Prompt: Without the images, output each record below as it stands.

-- Begin --

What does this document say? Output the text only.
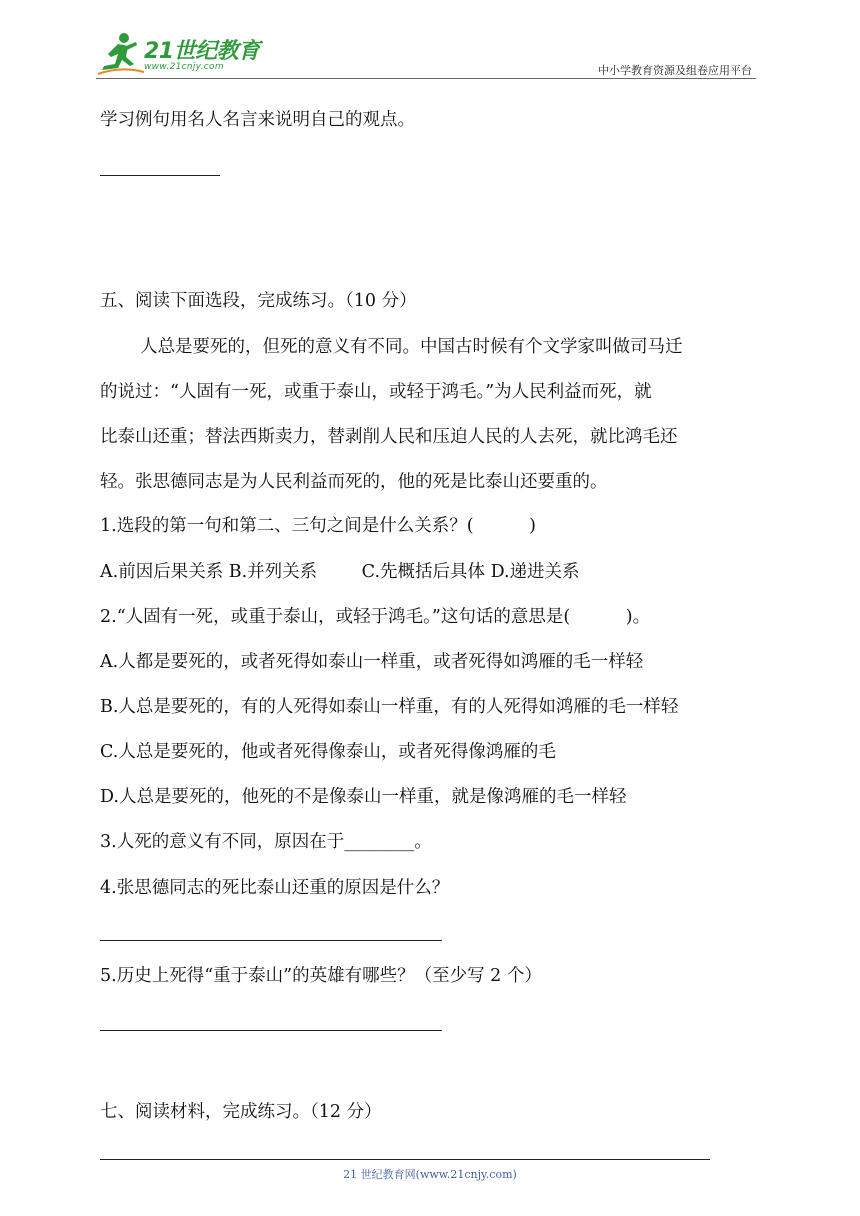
21世纪教育
www.21cnjy.com	中小学教育资源及组卷应用平台
学习例句用名人名言来说明自己的观点。
五、阅读下面选段，完成练习。（10 分）
人总是要死的，但死的意义有不同。中国古时候有个文学家叫做司马迁
的说过：“人固有一死，或重于泰山，或轻于鸿毛。”为人民利益而死，就
比泰山还重；替法西斯卖力，替剥削人民和压迫人民的人去死，就比鸿毛还
轻。张思德同志是为人民利益而死的，他的死是比泰山还要重的。
1.选段的第一句和第二、三句之间是什么关系？(          )
A.前因后果关系 B.并列关系        C.先概括后具体 D.递进关系
2.“人固有一死，或重于泰山，或轻于鸿毛。”这句话的意思是(          )。
A.人都是要死的，或者死得如泰山一样重，或者死得如鸿雁的毛一样轻
B.人总是要死的，有的人死得如泰山一样重，有的人死得如鸿雁的毛一样轻
C.人总是要死的，他或者死得像泰山，或者死得像鸿雁的毛
D.人总是要死的，他死的不是像泰山一样重，就是像鸿雁的毛一样轻
3.人死的意义有不同，原因在于________。
4.张思德同志的死比泰山还重的原因是什么？
5.历史上死得“重于泰山”的英雄有哪些？（至少写 2 个）
七、阅读材料，完成练习。（12 分）
21 世纪教育网(www.21cnjy.com)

-- End --

Correct result:
What does this document say? Output the text only.
21世纪教育
www.21cnjy.com	中小学教育资源及组卷应用平台
学习例句用名人名言来说明自己的观点。
五、阅读下面选段，完成练习。（10 分）
人总是要死的，但死的意义有不同。中国古时候有个文学家叫做司马迁
的说过：“人固有一死，或重于泰山，或轻于鸿毛。”为人民利益而死，就
比泰山还重；替法西斯卖力，替剥削人民和压迫人民的人去死，就比鸿毛还
轻。张思德同志是为人民利益而死的，他的死是比泰山还要重的。
1.选段的第一句和第二、三句之间是什么关系？(          )
A.前因后果关系 B.并列关系        C.先概括后具体 D.递进关系
2.“人固有一死，或重于泰山，或轻于鸿毛。”这句话的意思是(          )。
A.人都是要死的，或者死得如泰山一样重，或者死得如鸿雁的毛一样轻
B.人总是要死的，有的人死得如泰山一样重，有的人死得如鸿雁的毛一样轻
C.人总是要死的，他或者死得像泰山，或者死得像鸿雁的毛
D.人总是要死的，他死的不是像泰山一样重，就是像鸿雁的毛一样轻
3.人死的意义有不同，原因在于________。
4.张思德同志的死比泰山还重的原因是什么？
5.历史上死得“重于泰山”的英雄有哪些？（至少写 2 个）
七、阅读材料，完成练习。（12 分）
21 世纪教育网(www.21cnjy.com)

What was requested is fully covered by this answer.